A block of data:
>> start

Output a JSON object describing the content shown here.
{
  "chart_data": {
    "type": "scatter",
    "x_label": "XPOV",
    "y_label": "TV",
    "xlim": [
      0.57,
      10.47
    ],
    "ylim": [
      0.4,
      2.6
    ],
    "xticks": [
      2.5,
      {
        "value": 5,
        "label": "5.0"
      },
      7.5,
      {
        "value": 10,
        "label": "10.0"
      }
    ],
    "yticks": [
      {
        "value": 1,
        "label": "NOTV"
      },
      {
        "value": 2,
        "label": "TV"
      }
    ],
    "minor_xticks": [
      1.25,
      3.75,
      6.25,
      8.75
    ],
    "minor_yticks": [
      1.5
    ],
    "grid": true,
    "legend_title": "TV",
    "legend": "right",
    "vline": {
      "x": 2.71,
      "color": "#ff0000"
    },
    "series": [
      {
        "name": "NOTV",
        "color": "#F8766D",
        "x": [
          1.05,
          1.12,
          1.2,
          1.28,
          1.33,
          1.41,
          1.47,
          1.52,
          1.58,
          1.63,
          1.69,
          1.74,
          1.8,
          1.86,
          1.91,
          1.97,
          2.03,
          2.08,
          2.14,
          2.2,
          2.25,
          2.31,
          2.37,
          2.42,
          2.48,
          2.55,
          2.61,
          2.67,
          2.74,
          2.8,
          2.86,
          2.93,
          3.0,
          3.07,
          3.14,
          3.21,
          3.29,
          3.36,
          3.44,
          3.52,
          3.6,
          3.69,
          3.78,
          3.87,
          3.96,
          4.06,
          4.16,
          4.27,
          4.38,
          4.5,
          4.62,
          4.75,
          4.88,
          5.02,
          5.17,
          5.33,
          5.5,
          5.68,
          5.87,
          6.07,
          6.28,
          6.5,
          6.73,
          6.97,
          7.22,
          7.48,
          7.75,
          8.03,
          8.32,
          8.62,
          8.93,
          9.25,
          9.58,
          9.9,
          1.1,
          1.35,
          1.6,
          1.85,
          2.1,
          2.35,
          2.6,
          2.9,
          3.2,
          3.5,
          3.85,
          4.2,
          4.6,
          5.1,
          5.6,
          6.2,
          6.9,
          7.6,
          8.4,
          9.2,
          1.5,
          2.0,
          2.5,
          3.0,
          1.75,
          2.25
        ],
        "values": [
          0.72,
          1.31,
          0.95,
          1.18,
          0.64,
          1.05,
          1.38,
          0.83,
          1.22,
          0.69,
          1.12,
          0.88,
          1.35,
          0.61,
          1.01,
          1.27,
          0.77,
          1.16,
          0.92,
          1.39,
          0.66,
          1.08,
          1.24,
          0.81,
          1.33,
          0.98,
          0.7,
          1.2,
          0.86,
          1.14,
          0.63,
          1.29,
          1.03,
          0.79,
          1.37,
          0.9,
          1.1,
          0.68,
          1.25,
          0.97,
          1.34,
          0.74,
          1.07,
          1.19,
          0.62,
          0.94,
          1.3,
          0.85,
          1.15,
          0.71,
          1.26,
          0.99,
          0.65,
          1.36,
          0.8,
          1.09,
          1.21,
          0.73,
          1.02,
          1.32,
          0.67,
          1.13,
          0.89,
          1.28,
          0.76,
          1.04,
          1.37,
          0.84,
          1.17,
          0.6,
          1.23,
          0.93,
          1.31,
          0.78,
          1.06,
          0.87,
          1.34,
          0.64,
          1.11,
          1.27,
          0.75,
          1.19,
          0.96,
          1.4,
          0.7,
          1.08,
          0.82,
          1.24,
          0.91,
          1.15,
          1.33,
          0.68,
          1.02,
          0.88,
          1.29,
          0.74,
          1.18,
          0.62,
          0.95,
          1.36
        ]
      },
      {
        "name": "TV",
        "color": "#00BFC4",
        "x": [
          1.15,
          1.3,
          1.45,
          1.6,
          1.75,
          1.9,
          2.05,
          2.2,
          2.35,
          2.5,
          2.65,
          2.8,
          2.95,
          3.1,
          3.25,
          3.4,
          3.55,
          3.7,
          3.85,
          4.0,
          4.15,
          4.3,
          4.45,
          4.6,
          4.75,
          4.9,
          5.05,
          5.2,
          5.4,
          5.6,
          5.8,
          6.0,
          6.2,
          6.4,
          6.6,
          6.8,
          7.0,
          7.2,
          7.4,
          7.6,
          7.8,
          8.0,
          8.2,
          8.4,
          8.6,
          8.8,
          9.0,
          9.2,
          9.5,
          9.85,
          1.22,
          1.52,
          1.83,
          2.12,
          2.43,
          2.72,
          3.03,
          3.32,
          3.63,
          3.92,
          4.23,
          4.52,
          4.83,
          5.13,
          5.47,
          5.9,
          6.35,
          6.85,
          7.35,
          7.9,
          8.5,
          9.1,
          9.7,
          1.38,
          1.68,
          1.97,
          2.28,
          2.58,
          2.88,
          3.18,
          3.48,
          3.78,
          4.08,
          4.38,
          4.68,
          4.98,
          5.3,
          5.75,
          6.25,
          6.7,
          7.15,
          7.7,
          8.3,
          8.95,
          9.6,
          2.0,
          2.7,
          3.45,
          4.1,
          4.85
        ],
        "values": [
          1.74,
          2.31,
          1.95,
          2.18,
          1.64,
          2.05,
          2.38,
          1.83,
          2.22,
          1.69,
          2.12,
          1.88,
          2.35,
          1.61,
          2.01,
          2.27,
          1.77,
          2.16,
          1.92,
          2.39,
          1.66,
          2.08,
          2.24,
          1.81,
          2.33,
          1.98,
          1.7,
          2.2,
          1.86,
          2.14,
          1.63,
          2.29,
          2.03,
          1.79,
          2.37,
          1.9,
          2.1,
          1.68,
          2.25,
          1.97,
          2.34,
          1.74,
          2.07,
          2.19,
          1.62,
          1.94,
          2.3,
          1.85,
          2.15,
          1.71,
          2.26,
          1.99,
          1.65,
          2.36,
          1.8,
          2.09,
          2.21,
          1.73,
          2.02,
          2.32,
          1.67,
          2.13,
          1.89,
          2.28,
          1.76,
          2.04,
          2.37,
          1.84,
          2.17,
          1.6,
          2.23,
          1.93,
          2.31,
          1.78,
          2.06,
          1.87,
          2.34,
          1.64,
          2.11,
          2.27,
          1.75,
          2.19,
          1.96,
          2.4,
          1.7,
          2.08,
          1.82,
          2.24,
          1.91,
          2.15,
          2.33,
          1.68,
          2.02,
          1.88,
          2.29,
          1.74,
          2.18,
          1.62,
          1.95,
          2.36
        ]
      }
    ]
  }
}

>> end

Do this: Repeat the records above in full, character for character.

Output for this task:
Output a JSON object describing the content shown here.
{
  "chart_data": {
    "type": "scatter",
    "x_label": "XPOV",
    "y_label": "TV",
    "xlim": [
      0.57,
      10.47
    ],
    "ylim": [
      0.4,
      2.6
    ],
    "xticks": [
      2.5,
      {
        "value": 5,
        "label": "5.0"
      },
      7.5,
      {
        "value": 10,
        "label": "10.0"
      }
    ],
    "yticks": [
      {
        "value": 1,
        "label": "NOTV"
      },
      {
        "value": 2,
        "label": "TV"
      }
    ],
    "minor_xticks": [
      1.25,
      3.75,
      6.25,
      8.75
    ],
    "minor_yticks": [
      1.5
    ],
    "grid": true,
    "legend_title": "TV",
    "legend": "right",
    "vline": {
      "x": 2.71,
      "color": "#ff0000"
    },
    "series": [
      {
        "name": "NOTV",
        "color": "#F8766D",
        "x": [
          1.05,
          1.12,
          1.2,
          1.28,
          1.33,
          1.41,
          1.47,
          1.52,
          1.58,
          1.63,
          1.69,
          1.74,
          1.8,
          1.86,
          1.91,
          1.97,
          2.03,
          2.08,
          2.14,
          2.2,
          2.25,
          2.31,
          2.37,
          2.42,
          2.48,
          2.55,
          2.61,
          2.67,
          2.74,
          2.8,
          2.86,
          2.93,
          3.0,
          3.07,
          3.14,
          3.21,
          3.29,
          3.36,
          3.44,
          3.52,
          3.6,
          3.69,
          3.78,
          3.87,
          3.96,
          4.06,
          4.16,
          4.27,
          4.38,
          4.5,
          4.62,
          4.75,
          4.88,
          5.02,
          5.17,
          5.33,
          5.5,
          5.68,
          5.87,
          6.07,
          6.28,
          6.5,
          6.73,
          6.97,
          7.22,
          7.48,
          7.75,
          8.03,
          8.32,
          8.62,
          8.93,
          9.25,
          9.58,
          9.9,
          1.1,
          1.35,
          1.6,
          1.85,
          2.1,
          2.35,
          2.6,
          2.9,
          3.2,
          3.5,
          3.85,
          4.2,
          4.6,
          5.1,
          5.6,
          6.2,
          6.9,
          7.6,
          8.4,
          9.2,
          1.5,
          2.0,
          2.5,
          3.0,
          1.75,
          2.25
        ],
        "values": [
          0.72,
          1.31,
          0.95,
          1.18,
          0.64,
          1.05,
          1.38,
          0.83,
          1.22,
          0.69,
          1.12,
          0.88,
          1.35,
          0.61,
          1.01,
          1.27,
          0.77,
          1.16,
          0.92,
          1.39,
          0.66,
          1.08,
          1.24,
          0.81,
          1.33,
          0.98,
          0.7,
          1.2,
          0.86,
          1.14,
          0.63,
          1.29,
          1.03,
          0.79,
          1.37,
          0.9,
          1.1,
          0.68,
          1.25,
          0.97,
          1.34,
          0.74,
          1.07,
          1.19,
          0.62,
          0.94,
          1.3,
          0.85,
          1.15,
          0.71,
          1.26,
          0.99,
          0.65,
          1.36,
          0.8,
          1.09,
          1.21,
          0.73,
          1.02,
          1.32,
          0.67,
          1.13,
          0.89,
          1.28,
          0.76,
          1.04,
          1.37,
          0.84,
          1.17,
          0.6,
          1.23,
          0.93,
          1.31,
          0.78,
          1.06,
          0.87,
          1.34,
          0.64,
          1.11,
          1.27,
          0.75,
          1.19,
          0.96,
          1.4,
          0.7,
          1.08,
          0.82,
          1.24,
          0.91,
          1.15,
          1.33,
          0.68,
          1.02,
          0.88,
          1.29,
          0.74,
          1.18,
          0.62,
          0.95,
          1.36
        ]
      },
      {
        "name": "TV",
        "color": "#00BFC4",
        "x": [
          1.15,
          1.3,
          1.45,
          1.6,
          1.75,
          1.9,
          2.05,
          2.2,
          2.35,
          2.5,
          2.65,
          2.8,
          2.95,
          3.1,
          3.25,
          3.4,
          3.55,
          3.7,
          3.85,
          4.0,
          4.15,
          4.3,
          4.45,
          4.6,
          4.75,
          4.9,
          5.05,
          5.2,
          5.4,
          5.6,
          5.8,
          6.0,
          6.2,
          6.4,
          6.6,
          6.8,
          7.0,
          7.2,
          7.4,
          7.6,
          7.8,
          8.0,
          8.2,
          8.4,
          8.6,
          8.8,
          9.0,
          9.2,
          9.5,
          9.85,
          1.22,
          1.52,
          1.83,
          2.12,
          2.43,
          2.72,
          3.03,
          3.32,
          3.63,
          3.92,
          4.23,
          4.52,
          4.83,
          5.13,
          5.47,
          5.9,
          6.35,
          6.85,
          7.35,
          7.9,
          8.5,
          9.1,
          9.7,
          1.38,
          1.68,
          1.97,
          2.28,
          2.58,
          2.88,
          3.18,
          3.48,
          3.78,
          4.08,
          4.38,
          4.68,
          4.98,
          5.3,
          5.75,
          6.25,
          6.7,
          7.15,
          7.7,
          8.3,
          8.95,
          9.6,
          2.0,
          2.7,
          3.45,
          4.1,
          4.85
        ],
        "values": [
          1.74,
          2.31,
          1.95,
          2.18,
          1.64,
          2.05,
          2.38,
          1.83,
          2.22,
          1.69,
          2.12,
          1.88,
          2.35,
          1.61,
          2.01,
          2.27,
          1.77,
          2.16,
          1.92,
          2.39,
          1.66,
          2.08,
          2.24,
          1.81,
          2.33,
          1.98,
          1.7,
          2.2,
          1.86,
          2.14,
          1.63,
          2.29,
          2.03,
          1.79,
          2.37,
          1.9,
          2.1,
          1.68,
          2.25,
          1.97,
          2.34,
          1.74,
          2.07,
          2.19,
          1.62,
          1.94,
          2.3,
          1.85,
          2.15,
          1.71,
          2.26,
          1.99,
          1.65,
          2.36,
          1.8,
          2.09,
          2.21,
          1.73,
          2.02,
          2.32,
          1.67,
          2.13,
          1.89,
          2.28,
          1.76,
          2.04,
          2.37,
          1.84,
          2.17,
          1.6,
          2.23,
          1.93,
          2.31,
          1.78,
          2.06,
          1.87,
          2.34,
          1.64,
          2.11,
          2.27,
          1.75,
          2.19,
          1.96,
          2.4,
          1.7,
          2.08,
          1.82,
          2.24,
          1.91,
          2.15,
          2.33,
          1.68,
          2.02,
          1.88,
          2.29,
          1.74,
          2.18,
          1.62,
          1.95,
          2.36
        ]
      }
    ]
  }
}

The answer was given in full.